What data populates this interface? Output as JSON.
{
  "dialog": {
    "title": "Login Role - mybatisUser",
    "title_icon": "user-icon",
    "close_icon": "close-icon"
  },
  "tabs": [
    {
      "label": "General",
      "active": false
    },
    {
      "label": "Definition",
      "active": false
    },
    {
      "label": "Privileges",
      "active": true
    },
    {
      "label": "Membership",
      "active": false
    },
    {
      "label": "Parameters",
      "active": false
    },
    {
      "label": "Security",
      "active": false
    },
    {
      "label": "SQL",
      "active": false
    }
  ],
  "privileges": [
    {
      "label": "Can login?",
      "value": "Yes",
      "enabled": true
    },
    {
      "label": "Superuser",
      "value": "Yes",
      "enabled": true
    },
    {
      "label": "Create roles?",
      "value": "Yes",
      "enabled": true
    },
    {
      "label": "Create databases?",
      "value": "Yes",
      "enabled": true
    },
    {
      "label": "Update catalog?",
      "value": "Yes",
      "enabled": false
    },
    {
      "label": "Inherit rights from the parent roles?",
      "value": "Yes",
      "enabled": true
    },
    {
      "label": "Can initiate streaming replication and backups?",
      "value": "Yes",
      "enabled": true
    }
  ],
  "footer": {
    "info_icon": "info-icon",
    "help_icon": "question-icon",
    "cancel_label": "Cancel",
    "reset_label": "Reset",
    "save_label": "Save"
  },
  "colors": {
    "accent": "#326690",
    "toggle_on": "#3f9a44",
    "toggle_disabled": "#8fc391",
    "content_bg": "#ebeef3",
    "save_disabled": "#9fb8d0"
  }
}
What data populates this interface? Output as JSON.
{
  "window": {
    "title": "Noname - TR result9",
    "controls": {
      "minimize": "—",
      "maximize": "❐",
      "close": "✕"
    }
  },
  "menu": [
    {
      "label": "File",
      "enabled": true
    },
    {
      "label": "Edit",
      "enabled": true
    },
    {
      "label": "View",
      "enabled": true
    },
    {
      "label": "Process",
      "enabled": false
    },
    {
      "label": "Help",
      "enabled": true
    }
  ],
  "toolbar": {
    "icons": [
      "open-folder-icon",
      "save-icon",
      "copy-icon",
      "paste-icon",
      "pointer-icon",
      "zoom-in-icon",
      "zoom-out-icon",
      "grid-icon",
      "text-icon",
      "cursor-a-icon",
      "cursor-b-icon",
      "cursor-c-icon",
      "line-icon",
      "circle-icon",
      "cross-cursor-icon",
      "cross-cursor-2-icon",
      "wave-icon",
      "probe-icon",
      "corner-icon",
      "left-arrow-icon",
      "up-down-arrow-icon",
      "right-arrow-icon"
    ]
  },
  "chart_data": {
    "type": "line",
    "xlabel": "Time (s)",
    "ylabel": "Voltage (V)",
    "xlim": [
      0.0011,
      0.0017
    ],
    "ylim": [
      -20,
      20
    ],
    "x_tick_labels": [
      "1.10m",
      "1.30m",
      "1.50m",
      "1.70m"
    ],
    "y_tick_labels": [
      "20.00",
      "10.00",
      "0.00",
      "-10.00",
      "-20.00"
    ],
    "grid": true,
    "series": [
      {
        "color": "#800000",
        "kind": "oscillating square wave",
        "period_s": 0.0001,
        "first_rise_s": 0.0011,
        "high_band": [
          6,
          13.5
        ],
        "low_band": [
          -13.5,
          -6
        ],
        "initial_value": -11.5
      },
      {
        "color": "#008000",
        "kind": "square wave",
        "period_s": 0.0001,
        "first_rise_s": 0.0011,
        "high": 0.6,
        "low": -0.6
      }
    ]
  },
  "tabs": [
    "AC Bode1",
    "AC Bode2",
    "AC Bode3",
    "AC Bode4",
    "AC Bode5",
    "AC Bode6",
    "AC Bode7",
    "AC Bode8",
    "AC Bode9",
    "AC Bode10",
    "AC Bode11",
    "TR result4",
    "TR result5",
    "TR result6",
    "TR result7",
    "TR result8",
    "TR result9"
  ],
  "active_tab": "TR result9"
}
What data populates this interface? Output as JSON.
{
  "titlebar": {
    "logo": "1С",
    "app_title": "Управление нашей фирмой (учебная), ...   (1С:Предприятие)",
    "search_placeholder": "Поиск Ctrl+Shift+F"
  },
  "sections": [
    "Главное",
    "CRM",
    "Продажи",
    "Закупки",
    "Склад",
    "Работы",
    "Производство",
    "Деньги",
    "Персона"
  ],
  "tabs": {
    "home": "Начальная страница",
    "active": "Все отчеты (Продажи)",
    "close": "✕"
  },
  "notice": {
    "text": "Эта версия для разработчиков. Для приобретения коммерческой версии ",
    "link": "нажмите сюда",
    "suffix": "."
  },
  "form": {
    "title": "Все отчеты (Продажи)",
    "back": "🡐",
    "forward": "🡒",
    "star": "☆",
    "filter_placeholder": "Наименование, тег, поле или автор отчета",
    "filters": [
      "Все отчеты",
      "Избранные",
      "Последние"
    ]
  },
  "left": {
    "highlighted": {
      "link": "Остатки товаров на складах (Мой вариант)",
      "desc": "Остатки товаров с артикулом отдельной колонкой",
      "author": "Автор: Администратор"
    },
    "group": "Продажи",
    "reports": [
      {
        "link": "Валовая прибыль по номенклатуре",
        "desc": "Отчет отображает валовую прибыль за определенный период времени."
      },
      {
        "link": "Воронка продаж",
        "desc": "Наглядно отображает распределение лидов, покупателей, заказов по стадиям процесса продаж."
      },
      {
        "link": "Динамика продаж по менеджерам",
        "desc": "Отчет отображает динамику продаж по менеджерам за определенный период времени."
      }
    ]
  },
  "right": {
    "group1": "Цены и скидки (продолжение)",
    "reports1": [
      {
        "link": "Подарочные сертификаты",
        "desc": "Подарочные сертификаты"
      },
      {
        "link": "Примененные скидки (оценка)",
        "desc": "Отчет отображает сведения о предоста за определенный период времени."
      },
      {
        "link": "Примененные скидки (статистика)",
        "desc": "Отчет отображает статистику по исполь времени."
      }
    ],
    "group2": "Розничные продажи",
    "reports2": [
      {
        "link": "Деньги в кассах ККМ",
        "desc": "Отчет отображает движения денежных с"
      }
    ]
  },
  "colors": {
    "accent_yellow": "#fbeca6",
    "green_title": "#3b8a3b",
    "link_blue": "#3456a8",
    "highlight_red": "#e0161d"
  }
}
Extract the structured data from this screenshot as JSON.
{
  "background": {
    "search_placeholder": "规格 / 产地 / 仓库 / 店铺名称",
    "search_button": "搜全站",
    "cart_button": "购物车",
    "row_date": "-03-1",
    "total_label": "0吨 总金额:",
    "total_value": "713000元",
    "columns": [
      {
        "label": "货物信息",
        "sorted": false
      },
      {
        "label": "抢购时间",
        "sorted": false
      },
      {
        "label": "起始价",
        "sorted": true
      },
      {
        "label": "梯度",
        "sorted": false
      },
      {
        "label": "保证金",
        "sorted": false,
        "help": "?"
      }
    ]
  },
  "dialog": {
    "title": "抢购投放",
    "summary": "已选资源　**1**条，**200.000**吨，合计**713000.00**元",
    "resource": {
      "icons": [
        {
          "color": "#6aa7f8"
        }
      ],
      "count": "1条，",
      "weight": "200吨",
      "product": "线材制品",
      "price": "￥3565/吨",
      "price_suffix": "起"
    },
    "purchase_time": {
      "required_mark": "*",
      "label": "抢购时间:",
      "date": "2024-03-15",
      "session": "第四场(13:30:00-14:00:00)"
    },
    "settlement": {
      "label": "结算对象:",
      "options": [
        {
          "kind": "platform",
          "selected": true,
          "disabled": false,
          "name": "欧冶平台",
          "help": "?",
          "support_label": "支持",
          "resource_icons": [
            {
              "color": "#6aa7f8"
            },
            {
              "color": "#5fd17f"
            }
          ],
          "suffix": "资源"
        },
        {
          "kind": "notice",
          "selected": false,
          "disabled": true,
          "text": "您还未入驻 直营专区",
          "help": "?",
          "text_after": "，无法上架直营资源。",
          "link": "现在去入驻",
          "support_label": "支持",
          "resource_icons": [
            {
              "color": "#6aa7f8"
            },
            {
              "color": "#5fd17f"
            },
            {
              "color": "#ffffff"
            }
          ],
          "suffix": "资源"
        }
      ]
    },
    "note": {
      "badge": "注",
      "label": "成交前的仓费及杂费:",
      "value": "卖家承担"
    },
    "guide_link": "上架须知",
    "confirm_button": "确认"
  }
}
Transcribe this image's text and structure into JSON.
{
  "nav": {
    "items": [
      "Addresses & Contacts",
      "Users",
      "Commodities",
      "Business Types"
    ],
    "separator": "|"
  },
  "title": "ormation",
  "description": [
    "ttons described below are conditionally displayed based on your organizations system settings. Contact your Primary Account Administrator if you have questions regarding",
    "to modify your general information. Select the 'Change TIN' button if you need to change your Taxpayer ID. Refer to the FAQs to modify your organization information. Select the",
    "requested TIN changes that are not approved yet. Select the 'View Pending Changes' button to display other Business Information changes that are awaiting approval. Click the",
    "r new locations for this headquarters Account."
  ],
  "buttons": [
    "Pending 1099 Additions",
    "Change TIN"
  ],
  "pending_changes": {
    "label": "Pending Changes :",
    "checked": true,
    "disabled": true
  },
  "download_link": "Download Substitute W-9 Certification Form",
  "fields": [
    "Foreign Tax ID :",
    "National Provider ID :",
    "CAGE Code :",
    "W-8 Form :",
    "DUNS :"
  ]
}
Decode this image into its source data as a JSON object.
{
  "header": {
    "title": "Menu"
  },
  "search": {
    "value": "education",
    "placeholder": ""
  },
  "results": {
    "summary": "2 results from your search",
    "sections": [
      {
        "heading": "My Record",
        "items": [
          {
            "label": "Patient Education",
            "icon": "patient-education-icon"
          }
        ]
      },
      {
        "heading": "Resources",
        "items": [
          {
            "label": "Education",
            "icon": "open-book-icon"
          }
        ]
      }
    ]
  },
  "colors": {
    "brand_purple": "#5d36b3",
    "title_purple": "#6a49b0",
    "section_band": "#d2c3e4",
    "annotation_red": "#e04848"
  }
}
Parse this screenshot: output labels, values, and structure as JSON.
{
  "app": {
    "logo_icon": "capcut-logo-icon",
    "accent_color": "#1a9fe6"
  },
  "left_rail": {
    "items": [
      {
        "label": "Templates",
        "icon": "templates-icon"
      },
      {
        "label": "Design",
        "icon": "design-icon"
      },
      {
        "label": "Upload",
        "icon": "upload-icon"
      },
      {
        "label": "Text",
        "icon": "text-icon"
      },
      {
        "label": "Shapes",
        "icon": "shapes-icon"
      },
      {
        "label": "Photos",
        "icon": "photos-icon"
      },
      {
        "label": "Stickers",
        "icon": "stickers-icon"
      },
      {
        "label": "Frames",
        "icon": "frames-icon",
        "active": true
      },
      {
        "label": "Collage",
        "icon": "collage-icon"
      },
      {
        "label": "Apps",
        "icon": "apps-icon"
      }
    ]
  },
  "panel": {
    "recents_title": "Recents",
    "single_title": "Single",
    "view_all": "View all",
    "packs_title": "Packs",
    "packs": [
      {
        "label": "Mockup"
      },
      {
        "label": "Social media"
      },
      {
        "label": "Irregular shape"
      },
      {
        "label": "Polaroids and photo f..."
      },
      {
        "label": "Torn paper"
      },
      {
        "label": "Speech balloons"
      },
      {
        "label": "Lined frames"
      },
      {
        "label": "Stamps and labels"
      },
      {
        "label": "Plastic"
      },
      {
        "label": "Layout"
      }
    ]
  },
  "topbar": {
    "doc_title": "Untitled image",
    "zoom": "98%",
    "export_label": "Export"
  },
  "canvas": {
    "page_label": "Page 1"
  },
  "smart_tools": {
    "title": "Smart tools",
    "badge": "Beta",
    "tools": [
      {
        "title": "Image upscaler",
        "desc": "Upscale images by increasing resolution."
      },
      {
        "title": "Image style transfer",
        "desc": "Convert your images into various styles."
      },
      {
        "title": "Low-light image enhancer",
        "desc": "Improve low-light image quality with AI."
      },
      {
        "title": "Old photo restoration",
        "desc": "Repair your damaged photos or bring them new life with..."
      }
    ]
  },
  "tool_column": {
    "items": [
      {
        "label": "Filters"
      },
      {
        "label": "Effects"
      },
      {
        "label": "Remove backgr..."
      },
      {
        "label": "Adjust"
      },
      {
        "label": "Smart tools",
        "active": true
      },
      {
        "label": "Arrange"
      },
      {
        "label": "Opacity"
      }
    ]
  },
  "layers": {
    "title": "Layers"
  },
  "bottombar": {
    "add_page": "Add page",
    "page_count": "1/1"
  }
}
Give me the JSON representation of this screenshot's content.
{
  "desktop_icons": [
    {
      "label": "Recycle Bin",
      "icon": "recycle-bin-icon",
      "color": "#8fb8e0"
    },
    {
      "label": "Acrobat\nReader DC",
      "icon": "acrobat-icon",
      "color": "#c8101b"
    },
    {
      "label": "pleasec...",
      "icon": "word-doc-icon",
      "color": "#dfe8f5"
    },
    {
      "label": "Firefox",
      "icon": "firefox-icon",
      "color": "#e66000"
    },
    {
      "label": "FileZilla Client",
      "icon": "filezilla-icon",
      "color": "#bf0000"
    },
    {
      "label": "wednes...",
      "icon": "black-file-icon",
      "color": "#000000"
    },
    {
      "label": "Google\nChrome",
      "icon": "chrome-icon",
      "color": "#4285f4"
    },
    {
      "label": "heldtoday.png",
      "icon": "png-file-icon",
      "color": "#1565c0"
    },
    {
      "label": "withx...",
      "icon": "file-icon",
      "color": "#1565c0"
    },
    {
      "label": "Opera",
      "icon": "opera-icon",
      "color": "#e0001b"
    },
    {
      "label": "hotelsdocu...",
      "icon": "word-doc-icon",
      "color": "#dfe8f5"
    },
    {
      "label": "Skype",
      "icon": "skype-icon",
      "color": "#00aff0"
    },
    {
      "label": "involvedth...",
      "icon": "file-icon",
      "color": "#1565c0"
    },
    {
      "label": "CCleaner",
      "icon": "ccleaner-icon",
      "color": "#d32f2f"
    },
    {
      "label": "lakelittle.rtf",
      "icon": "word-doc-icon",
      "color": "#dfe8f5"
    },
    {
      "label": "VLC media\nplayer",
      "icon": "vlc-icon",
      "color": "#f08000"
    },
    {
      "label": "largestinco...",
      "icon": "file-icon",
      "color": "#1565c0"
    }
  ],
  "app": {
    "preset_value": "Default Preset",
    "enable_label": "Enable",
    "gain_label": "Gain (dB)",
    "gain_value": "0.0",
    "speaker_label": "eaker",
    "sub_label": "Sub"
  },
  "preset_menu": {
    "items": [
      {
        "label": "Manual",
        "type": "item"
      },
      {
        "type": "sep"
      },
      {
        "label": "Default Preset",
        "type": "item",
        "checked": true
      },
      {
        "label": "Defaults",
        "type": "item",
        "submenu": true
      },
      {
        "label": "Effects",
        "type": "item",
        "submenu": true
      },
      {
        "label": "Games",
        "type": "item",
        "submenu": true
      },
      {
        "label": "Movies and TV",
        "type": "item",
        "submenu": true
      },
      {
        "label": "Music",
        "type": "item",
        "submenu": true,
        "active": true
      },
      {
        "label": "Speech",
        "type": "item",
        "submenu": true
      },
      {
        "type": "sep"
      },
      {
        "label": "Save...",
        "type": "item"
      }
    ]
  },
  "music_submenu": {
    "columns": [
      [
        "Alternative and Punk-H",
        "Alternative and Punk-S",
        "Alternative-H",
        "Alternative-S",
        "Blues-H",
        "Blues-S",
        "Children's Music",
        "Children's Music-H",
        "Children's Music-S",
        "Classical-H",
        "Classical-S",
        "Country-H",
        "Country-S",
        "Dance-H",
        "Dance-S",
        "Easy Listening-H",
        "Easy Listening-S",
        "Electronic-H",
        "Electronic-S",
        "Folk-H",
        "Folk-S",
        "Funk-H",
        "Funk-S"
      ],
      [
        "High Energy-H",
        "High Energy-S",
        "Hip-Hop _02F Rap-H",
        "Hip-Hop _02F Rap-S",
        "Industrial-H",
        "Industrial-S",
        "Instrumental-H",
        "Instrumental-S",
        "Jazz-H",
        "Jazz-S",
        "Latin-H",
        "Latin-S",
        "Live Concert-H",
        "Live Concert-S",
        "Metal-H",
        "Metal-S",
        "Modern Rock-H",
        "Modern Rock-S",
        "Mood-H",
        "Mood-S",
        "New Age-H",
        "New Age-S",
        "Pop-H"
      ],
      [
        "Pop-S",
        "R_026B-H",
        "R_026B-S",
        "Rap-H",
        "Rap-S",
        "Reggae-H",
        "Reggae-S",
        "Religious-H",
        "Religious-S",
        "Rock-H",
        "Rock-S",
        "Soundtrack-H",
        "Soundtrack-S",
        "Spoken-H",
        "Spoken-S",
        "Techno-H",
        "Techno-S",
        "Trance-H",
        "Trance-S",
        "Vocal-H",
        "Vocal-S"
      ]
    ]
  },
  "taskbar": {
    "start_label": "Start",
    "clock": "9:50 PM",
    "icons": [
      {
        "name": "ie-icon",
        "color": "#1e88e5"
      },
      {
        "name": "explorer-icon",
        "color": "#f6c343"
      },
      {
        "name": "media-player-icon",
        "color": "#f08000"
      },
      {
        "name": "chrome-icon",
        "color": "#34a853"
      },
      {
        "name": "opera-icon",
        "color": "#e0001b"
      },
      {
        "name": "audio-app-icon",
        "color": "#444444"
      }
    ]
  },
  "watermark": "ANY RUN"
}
^^^^
▶ **The problem**
Read through the entries and copy each line in which "Create" appears.

▶ **Exercise solution**
      "label": "Create roles?",
      "label": "Create databases?",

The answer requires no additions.